### WORK TO BE COMPLETED
Restate each of the lines below word for word and drop every picture.

Stored data entries:
^^^^
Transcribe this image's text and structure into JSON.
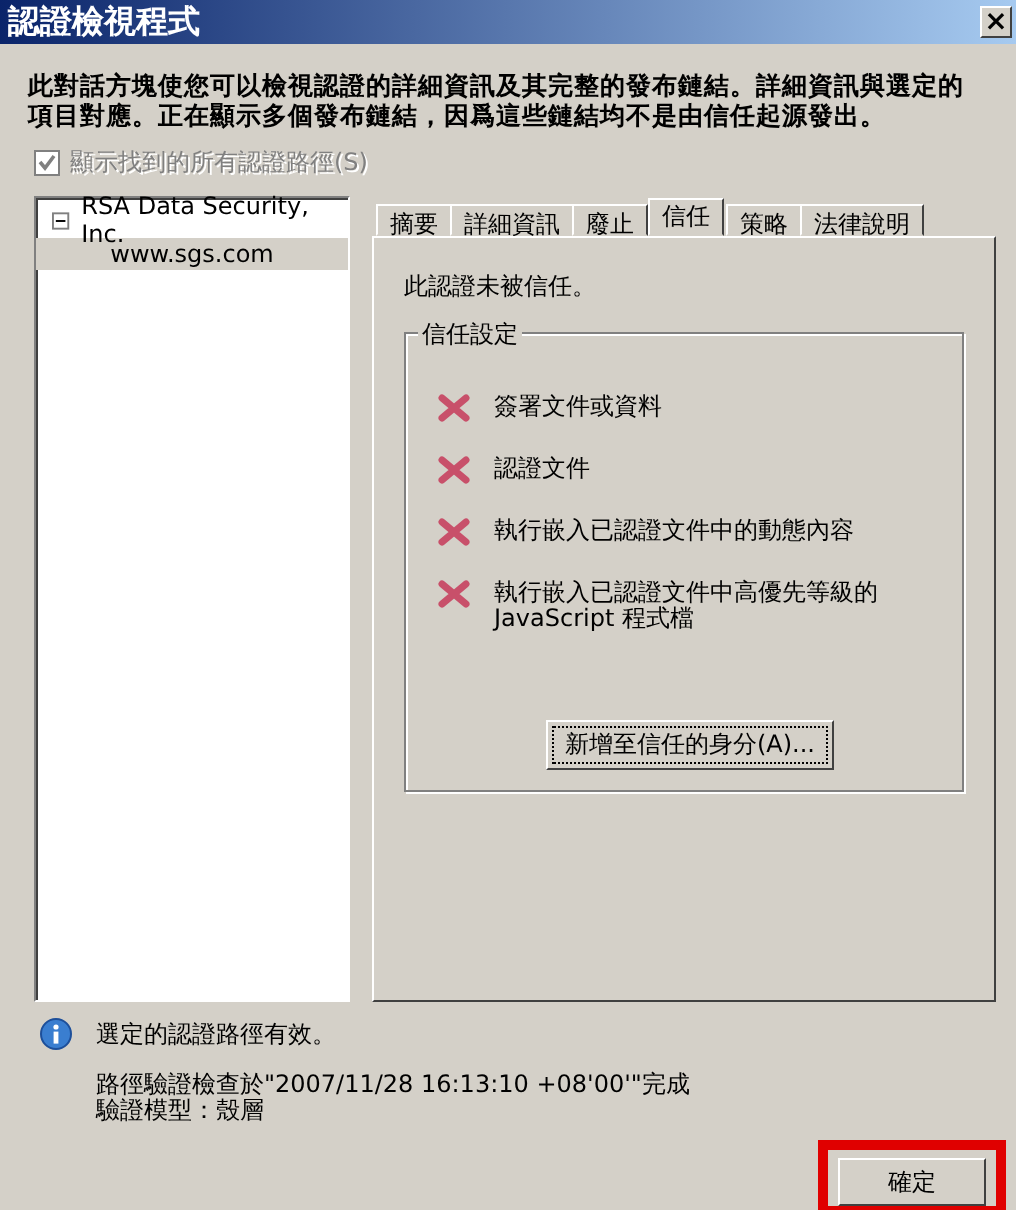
{
  "window": {
    "title": "認證檢視程式",
    "close": "×"
  },
  "description": "此對話方塊使您可以檢視認證的詳細資訊及其完整的發布鏈結。詳細資訊與選定的項目對應。正在顯示多個發布鏈結，因爲這些鏈結均不是由信任起源發出。",
  "show_all_paths": {
    "label": "顯示找到的所有認證路徑(S)",
    "checked": true,
    "disabled": true
  },
  "tree": [
    {
      "label": "RSA Data Security, Inc.",
      "expanded": true,
      "selected": false,
      "children": [
        {
          "label": "www.sgs.com",
          "selected": true
        }
      ]
    }
  ],
  "tabs": [
    {
      "label": "摘要",
      "selected": false
    },
    {
      "label": "詳細資訊",
      "selected": false
    },
    {
      "label": "廢止",
      "selected": false
    },
    {
      "label": "信任",
      "selected": true
    },
    {
      "label": "策略",
      "selected": false
    },
    {
      "label": "法律說明",
      "selected": false
    }
  ],
  "trust_status": "此認證未被信任。",
  "trust_settings": {
    "title": "信任設定",
    "items": [
      {
        "label": "簽署文件或資料",
        "allowed": false
      },
      {
        "label": "認證文件",
        "allowed": false
      },
      {
        "label": "執行嵌入已認證文件中的動態內容",
        "allowed": false
      },
      {
        "label": "執行嵌入已認證文件中高優先等級的\nJavaScript 程式檔",
        "allowed": false
      }
    ],
    "button": "新增至信任的身分(A)..."
  },
  "status": {
    "message": "選定的認證路徑有效。",
    "details": [
      "路徑驗證檢查於\"2007/11/28 16:13:10 +08'00'\"完成",
      "驗證模型：殼層"
    ]
  },
  "ok_button": {
    "label": "確定",
    "highlighted": true
  }
}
^^^^
### EXERCISE RESPONSE
Transcribe this image's text and structure into JSON.
{
  "window": {
    "title": "認證檢視程式",
    "close": "×"
  },
  "description": "此對話方塊使您可以檢視認證的詳細資訊及其完整的發布鏈結。詳細資訊與選定的項目對應。正在顯示多個發布鏈結，因爲這些鏈結均不是由信任起源發出。",
  "show_all_paths": {
    "label": "顯示找到的所有認證路徑(S)",
    "checked": true,
    "disabled": true
  },
  "tree": [
    {
      "label": "RSA Data Security, Inc.",
      "expanded": true,
      "selected": false,
      "children": [
        {
          "label": "www.sgs.com",
          "selected": true
        }
      ]
    }
  ],
  "tabs": [
    {
      "label": "摘要",
      "selected": false
    },
    {
      "label": "詳細資訊",
      "selected": false
    },
    {
      "label": "廢止",
      "selected": false
    },
    {
      "label": "信任",
      "selected": true
    },
    {
      "label": "策略",
      "selected": false
    },
    {
      "label": "法律說明",
      "selected": false
    }
  ],
  "trust_status": "此認證未被信任。",
  "trust_settings": {
    "title": "信任設定",
    "items": [
      {
        "label": "簽署文件或資料",
        "allowed": false
      },
      {
        "label": "認證文件",
        "allowed": false
      },
      {
        "label": "執行嵌入已認證文件中的動態內容",
        "allowed": false
      },
      {
        "label": "執行嵌入已認證文件中高優先等級的\nJavaScript 程式檔",
        "allowed": false
      }
    ],
    "button": "新增至信任的身分(A)..."
  },
  "status": {
    "message": "選定的認證路徑有效。",
    "details": [
      "路徑驗證檢查於\"2007/11/28 16:13:10 +08'00'\"完成",
      "驗證模型：殼層"
    ]
  },
  "ok_button": {
    "label": "確定",
    "highlighted": true
  }
}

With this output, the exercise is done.